Increase Your Purchasing Power
Many seniors want to avoid having a mortgage payment when purchasing a new home. Therefore they end up being constrained by the amount of cash they received from the sale of their home. Because of this, they may or may not find a home they want in that price range. Or they may end up having to “settle” for something they don’t really love.
Imagine you just sold your home and you netted $200,000 from the sale. With a reverse mortgage you could double, or more, your purchase price. In other words, you could look at homes priced between $200,000 all the way up to $400,000. As you can imagine, this increases the likelihood of finding the perfect home because there are more houses for you to consider. Plus there are no monthly payments.
Retain Cash From The Sale Of Your Home
Because seniors, in most cases, want to avoid mortgage payments on the new home they buy, they end up using all, or most of, the cash from the sale of their home to purchase their new home. The biggest problem with this is that they tie up all of that cash in the home’s equity. What most people do not consider is that home equity is not liquid. The only way you can gain access to it is by borrowing against it or selling the home.
Imagine you just sold you home and you netted $200,000 from the sale of the home. While the home was on the market, you found the perfect home to downsize in. The good news is that it is for sale for $200,000.

# [Stored records]
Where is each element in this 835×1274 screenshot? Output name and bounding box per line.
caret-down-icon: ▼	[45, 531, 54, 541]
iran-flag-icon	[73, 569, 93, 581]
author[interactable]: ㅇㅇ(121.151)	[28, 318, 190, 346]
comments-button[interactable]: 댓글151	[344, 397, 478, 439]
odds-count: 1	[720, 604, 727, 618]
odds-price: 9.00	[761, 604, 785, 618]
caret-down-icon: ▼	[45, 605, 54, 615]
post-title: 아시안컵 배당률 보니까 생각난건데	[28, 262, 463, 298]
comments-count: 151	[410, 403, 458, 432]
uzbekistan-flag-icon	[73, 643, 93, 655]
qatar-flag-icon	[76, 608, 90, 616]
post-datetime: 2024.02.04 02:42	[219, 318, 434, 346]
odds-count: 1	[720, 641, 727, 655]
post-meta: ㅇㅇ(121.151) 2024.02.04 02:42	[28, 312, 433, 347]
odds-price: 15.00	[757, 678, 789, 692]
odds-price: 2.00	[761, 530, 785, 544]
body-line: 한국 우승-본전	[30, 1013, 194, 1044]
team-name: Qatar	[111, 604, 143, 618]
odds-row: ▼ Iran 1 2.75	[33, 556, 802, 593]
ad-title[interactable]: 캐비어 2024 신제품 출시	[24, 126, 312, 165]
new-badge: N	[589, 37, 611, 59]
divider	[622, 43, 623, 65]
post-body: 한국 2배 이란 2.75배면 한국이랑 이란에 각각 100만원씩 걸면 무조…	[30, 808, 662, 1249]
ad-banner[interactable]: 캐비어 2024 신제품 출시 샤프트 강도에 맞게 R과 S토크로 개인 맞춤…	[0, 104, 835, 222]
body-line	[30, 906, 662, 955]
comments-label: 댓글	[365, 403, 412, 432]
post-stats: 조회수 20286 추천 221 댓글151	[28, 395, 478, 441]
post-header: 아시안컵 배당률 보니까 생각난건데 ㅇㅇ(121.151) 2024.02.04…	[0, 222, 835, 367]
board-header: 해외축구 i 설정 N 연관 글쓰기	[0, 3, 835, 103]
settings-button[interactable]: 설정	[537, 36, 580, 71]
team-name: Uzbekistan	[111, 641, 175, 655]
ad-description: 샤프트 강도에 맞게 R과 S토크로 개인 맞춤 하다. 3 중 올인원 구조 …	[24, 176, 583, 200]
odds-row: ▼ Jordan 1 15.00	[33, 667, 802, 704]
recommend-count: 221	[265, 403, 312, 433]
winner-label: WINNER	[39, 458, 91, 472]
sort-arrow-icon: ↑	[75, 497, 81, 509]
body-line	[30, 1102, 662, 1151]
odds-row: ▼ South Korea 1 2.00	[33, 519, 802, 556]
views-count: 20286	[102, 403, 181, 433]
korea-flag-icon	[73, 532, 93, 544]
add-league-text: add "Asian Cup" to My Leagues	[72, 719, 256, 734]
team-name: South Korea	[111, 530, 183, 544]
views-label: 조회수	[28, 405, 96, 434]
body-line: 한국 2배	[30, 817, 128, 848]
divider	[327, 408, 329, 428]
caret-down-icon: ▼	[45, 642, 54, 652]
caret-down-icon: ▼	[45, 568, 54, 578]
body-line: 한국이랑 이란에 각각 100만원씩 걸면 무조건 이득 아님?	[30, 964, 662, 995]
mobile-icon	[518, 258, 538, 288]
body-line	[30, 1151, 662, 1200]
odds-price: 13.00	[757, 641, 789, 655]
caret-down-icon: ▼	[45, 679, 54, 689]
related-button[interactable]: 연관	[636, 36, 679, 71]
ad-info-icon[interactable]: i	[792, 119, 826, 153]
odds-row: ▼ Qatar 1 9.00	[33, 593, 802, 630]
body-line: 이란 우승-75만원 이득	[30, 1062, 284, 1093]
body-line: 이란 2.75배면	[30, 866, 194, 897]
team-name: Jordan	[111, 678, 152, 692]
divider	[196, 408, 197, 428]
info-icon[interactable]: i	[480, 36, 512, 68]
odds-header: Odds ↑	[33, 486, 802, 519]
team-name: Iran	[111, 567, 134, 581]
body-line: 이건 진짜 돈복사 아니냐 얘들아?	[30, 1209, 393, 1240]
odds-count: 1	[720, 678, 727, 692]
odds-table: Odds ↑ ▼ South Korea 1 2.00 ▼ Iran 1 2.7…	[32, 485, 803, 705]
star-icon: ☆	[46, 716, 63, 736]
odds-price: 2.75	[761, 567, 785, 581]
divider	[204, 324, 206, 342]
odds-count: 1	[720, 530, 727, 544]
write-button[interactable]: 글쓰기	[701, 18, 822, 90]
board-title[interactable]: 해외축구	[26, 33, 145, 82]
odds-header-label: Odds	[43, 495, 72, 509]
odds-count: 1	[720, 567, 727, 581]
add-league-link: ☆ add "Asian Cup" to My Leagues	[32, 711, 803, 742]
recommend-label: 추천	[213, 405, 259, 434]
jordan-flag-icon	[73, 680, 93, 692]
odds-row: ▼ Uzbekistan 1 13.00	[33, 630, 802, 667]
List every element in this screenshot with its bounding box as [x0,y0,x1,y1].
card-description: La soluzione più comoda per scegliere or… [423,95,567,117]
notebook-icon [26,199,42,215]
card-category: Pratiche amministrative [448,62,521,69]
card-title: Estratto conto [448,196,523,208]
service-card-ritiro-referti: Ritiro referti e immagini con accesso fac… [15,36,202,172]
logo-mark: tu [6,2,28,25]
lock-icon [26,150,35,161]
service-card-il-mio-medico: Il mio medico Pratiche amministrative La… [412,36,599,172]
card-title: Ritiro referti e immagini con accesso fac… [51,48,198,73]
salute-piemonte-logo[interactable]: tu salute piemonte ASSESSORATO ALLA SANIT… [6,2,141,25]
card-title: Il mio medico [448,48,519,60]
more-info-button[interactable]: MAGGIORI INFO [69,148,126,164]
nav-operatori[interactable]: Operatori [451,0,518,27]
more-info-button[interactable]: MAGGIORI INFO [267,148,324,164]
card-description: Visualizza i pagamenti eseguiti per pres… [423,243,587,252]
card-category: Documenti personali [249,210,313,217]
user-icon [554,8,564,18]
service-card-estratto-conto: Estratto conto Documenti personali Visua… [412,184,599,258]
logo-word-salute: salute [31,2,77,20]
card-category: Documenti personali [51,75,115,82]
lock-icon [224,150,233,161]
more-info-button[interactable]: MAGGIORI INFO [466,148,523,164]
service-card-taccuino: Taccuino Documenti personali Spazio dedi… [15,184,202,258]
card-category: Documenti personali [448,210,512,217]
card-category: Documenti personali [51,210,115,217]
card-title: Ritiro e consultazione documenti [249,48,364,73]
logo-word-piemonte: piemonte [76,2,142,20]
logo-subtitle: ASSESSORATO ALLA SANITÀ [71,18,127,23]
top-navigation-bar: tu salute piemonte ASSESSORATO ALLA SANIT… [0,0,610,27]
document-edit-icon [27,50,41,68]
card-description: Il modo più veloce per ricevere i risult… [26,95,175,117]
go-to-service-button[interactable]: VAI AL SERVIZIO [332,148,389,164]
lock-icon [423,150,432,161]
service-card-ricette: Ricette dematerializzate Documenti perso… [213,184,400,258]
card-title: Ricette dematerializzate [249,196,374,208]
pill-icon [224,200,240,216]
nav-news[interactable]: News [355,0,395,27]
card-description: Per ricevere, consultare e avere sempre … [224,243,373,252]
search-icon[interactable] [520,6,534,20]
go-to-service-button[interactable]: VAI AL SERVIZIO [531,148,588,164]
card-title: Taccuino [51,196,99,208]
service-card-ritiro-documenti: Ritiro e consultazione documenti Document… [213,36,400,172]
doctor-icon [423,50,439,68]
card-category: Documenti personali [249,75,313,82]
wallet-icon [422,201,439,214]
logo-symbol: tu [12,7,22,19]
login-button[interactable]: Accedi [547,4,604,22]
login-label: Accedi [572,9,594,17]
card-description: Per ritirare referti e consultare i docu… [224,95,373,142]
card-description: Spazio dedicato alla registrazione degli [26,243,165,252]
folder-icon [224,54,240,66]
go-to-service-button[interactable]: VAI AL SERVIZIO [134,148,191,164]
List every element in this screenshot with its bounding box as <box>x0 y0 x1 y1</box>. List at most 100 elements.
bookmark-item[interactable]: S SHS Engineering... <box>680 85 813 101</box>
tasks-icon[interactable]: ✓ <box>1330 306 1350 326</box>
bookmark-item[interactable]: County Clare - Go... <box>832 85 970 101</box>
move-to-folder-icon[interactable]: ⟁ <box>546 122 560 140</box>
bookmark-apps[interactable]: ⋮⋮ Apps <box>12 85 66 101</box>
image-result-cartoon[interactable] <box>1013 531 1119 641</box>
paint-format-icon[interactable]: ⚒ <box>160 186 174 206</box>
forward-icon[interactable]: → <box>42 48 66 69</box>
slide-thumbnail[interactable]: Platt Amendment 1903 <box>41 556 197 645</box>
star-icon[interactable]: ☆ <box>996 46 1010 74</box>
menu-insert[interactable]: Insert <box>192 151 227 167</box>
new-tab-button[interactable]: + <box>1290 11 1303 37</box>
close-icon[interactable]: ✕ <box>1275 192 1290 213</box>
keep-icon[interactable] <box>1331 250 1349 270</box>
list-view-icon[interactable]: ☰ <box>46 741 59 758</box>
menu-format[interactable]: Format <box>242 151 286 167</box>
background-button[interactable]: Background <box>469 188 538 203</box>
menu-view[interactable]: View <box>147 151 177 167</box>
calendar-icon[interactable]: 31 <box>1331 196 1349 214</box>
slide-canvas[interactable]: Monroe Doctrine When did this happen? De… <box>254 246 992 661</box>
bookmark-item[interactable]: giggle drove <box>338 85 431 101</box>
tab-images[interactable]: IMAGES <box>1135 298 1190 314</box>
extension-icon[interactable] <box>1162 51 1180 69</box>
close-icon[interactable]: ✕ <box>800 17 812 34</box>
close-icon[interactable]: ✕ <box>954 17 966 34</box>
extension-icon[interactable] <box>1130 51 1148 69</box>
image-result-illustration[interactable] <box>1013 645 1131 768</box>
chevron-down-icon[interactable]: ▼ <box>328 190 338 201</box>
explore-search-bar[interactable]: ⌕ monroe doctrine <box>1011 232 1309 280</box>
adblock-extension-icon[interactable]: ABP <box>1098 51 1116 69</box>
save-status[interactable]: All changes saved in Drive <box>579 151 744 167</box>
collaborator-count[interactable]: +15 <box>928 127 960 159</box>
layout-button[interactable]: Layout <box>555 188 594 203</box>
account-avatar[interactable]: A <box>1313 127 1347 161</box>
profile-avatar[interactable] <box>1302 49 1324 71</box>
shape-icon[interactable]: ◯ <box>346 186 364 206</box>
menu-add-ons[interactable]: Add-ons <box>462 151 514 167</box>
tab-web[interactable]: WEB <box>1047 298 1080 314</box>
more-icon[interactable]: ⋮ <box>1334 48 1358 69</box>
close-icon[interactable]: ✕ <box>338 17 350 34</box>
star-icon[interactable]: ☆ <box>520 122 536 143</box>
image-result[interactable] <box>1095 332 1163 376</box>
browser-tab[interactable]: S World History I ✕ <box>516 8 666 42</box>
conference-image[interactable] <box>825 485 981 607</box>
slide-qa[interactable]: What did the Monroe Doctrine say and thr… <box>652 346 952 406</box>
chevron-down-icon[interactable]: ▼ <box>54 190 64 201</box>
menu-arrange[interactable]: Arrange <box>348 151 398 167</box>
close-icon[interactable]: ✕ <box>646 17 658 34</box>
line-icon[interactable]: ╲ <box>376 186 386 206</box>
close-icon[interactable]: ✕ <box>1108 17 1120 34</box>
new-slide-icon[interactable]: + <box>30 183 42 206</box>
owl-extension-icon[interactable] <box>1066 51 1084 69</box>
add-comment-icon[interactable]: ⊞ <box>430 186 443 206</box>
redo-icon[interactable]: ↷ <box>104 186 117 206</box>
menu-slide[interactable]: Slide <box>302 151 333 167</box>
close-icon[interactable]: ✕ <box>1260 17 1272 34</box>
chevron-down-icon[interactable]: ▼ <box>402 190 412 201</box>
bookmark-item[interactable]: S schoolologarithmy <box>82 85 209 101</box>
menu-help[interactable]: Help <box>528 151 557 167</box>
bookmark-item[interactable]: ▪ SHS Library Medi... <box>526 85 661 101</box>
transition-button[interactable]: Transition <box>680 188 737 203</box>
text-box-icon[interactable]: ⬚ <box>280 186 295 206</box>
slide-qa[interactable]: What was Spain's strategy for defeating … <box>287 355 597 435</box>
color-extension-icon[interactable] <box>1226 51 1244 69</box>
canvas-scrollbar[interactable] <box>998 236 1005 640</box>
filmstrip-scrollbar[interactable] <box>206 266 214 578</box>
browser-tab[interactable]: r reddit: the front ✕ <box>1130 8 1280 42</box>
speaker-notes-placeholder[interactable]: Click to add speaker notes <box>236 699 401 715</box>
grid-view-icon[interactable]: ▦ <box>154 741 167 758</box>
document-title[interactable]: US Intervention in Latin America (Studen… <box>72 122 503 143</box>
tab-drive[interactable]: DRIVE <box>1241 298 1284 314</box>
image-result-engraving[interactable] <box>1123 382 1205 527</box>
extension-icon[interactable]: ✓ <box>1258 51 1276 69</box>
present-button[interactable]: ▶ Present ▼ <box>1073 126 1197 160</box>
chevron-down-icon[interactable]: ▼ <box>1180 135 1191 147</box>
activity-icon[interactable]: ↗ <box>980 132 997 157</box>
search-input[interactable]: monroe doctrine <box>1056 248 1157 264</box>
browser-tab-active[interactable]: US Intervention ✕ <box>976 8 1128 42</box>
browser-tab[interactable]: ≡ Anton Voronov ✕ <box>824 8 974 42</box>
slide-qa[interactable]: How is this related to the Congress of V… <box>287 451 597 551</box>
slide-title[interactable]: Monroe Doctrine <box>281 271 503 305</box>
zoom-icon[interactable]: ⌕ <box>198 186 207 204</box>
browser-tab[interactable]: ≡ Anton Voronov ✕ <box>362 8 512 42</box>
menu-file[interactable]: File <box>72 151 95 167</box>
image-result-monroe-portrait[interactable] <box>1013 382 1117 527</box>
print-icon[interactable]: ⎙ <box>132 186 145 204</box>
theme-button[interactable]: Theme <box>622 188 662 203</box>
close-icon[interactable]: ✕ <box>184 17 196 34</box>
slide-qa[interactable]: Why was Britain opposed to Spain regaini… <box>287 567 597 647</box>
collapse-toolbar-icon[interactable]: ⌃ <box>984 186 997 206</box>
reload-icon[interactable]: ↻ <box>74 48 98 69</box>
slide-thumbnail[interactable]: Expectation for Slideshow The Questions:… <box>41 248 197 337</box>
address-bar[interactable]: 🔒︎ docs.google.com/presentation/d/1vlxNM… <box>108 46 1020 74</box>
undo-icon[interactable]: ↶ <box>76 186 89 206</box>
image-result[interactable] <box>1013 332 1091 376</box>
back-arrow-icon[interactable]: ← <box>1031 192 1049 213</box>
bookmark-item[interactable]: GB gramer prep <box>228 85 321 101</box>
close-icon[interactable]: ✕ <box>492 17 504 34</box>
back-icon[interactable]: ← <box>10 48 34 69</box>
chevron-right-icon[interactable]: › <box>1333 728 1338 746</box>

# [Task 1]
In the reverse mortgage text, what price range of homes could you look at after netting $200,000 from a sale?
# [Task 2]
Write out the reverse mortgage text from "Imagine you just sold you home" up to and including "sale for $200,000.", swapping "downsize" for "retire".

# [Worked solution 1]
Homes priced between $200,000 and $400,000.

# [Worked solution 2]
Imagine you just sold you home and you netted $200,000 from the sale of the home. While the home was on the market, you found the perfect home to retire in. The good news is that it is for sale for $200,000.